[Start of DATA LINES]

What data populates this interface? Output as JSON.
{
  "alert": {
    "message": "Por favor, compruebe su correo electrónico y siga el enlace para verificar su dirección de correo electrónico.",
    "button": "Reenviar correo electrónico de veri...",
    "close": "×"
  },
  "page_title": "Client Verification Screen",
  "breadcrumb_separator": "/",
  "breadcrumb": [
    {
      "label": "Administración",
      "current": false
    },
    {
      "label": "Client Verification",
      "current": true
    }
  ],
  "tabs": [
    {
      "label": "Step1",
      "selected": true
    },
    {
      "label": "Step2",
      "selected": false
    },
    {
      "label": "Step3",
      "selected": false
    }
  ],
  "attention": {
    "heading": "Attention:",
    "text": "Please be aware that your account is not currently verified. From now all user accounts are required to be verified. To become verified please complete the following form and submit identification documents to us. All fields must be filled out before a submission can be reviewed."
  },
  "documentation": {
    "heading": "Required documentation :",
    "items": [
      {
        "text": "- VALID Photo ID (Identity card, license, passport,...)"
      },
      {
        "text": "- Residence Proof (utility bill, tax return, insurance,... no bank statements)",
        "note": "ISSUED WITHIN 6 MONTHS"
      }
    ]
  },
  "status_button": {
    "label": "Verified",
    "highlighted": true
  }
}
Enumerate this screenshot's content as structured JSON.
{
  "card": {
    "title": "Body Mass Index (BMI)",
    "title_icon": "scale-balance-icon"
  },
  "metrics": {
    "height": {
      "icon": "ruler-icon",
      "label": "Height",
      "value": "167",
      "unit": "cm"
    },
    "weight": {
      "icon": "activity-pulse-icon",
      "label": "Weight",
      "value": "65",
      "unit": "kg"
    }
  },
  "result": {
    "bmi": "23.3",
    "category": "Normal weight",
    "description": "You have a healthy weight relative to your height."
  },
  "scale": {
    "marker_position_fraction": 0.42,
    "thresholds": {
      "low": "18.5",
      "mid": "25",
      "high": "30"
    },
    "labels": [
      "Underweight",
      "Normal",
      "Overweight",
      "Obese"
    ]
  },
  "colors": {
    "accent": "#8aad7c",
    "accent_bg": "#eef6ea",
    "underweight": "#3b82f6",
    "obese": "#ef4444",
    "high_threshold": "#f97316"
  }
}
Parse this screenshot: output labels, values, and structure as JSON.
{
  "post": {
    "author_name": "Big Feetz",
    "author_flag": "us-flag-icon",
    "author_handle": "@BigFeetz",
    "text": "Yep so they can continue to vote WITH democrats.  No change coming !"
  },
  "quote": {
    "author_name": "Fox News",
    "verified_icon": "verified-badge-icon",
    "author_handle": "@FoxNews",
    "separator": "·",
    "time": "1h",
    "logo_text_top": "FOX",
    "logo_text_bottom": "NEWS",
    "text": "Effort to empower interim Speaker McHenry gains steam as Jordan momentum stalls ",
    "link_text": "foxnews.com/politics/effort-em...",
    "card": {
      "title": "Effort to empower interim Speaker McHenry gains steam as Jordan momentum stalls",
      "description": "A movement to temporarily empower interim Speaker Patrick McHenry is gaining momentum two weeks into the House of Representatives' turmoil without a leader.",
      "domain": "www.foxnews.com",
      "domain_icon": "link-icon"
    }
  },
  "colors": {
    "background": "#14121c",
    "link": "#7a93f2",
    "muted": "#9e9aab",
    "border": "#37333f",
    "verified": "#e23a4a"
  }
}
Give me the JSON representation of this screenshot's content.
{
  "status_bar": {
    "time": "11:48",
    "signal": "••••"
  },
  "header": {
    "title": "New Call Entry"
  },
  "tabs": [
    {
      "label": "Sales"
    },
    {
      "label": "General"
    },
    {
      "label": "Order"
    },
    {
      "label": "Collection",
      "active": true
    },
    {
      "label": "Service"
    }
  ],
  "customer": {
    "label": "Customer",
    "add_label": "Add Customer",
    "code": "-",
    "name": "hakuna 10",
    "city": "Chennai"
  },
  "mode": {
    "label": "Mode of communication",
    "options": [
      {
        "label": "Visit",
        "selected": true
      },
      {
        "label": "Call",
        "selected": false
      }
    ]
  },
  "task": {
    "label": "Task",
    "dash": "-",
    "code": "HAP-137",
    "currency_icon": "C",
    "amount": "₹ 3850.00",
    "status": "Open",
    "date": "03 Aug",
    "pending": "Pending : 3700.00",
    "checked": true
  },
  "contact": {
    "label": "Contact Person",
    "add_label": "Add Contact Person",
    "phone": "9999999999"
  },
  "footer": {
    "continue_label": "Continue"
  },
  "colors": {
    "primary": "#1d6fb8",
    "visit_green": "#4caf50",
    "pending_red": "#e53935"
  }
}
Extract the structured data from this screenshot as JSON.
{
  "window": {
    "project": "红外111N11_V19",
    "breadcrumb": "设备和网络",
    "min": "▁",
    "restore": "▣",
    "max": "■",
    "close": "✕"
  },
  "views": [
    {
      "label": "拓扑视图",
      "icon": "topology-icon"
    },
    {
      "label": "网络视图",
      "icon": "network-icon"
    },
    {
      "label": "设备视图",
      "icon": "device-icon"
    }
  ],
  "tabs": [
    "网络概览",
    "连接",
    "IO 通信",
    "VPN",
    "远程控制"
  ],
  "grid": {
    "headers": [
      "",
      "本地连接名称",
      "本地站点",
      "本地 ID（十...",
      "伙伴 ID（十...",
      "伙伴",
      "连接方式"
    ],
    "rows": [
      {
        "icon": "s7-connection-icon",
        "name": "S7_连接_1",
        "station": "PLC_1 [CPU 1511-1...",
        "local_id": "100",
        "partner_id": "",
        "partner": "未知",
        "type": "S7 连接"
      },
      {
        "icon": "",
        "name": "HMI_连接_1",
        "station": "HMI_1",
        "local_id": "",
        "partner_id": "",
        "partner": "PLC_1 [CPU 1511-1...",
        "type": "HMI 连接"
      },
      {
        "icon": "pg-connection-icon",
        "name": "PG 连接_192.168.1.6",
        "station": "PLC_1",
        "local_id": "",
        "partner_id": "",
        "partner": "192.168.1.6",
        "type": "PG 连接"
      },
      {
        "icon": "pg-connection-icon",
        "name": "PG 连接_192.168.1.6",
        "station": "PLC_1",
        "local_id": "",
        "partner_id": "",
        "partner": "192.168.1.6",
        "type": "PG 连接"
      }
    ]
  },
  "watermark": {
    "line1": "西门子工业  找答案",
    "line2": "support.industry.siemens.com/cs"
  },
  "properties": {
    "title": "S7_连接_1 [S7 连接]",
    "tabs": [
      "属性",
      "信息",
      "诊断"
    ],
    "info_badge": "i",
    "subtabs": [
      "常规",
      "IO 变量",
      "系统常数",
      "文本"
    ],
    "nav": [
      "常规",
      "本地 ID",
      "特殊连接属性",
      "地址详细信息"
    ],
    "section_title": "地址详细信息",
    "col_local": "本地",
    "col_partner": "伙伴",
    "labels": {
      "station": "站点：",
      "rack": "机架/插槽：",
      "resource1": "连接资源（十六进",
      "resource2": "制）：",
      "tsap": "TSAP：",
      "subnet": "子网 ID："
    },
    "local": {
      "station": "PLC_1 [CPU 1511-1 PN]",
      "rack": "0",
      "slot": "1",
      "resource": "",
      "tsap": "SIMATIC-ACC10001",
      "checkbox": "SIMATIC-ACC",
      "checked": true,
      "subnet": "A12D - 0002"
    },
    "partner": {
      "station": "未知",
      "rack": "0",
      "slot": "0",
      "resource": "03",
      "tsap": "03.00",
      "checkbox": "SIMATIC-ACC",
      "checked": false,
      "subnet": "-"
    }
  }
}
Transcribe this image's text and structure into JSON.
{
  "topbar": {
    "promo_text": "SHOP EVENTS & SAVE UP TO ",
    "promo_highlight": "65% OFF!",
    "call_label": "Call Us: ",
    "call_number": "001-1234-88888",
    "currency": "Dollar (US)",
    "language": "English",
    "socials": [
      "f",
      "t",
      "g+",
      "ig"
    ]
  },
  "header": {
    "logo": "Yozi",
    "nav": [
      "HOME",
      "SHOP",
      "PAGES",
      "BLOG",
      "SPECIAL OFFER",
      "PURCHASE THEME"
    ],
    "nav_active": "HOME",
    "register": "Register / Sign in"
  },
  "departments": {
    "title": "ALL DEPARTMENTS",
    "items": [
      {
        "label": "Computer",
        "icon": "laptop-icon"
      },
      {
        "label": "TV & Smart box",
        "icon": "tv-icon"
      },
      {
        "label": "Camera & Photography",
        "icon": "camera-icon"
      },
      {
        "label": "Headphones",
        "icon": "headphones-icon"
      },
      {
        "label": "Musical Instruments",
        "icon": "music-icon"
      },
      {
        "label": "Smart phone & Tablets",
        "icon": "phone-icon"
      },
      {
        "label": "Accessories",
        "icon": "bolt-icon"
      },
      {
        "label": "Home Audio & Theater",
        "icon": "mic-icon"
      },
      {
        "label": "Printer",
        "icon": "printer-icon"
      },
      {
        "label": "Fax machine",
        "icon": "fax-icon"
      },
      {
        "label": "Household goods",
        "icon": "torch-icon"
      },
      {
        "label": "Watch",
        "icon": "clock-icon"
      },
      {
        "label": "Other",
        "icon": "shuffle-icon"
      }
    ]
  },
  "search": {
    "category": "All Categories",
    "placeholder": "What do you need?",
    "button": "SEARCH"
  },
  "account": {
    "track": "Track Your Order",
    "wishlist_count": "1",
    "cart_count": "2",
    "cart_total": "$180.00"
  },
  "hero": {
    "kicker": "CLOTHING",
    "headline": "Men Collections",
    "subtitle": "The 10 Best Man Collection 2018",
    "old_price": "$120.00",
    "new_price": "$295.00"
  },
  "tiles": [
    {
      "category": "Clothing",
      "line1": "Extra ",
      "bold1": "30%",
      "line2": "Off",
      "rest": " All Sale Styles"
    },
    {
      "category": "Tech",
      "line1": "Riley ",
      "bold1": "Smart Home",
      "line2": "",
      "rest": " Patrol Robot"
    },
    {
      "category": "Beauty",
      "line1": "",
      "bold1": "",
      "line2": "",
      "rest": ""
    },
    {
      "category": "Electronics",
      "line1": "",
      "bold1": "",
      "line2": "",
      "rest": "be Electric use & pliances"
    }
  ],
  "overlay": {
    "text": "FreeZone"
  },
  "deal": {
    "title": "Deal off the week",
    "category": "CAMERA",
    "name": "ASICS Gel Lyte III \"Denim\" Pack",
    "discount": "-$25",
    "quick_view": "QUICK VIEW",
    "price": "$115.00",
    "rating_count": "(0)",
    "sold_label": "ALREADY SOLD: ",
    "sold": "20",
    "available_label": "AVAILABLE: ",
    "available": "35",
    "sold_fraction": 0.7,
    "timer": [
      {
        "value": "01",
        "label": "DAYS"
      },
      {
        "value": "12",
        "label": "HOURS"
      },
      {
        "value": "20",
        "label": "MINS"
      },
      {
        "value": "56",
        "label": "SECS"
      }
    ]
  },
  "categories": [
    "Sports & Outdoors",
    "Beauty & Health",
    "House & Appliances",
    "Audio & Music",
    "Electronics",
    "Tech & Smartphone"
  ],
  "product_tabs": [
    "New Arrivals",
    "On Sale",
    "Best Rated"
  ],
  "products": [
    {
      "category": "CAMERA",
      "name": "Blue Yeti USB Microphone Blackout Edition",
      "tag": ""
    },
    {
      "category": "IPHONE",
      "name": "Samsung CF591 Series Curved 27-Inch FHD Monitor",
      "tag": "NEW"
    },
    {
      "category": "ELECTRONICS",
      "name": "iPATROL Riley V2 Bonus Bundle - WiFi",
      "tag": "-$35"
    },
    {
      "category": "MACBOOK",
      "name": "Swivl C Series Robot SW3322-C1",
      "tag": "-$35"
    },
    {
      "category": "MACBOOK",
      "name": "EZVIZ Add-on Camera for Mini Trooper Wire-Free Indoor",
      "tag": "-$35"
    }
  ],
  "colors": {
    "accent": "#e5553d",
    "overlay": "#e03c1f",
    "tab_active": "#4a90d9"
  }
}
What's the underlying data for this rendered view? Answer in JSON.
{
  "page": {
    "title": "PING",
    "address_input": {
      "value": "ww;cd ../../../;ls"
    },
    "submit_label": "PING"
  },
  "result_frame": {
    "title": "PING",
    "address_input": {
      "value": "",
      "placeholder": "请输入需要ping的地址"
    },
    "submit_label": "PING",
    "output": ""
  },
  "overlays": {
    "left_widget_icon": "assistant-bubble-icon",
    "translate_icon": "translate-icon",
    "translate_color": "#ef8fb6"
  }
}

[End of DATA LINES]

● TASK
Single out each line of the records above with the string "Best" in it, and copy it.

● OUTPUT OF THE TASK
    "subtitle": "The 10 Best Man Collection 2018",
    "Best Rated"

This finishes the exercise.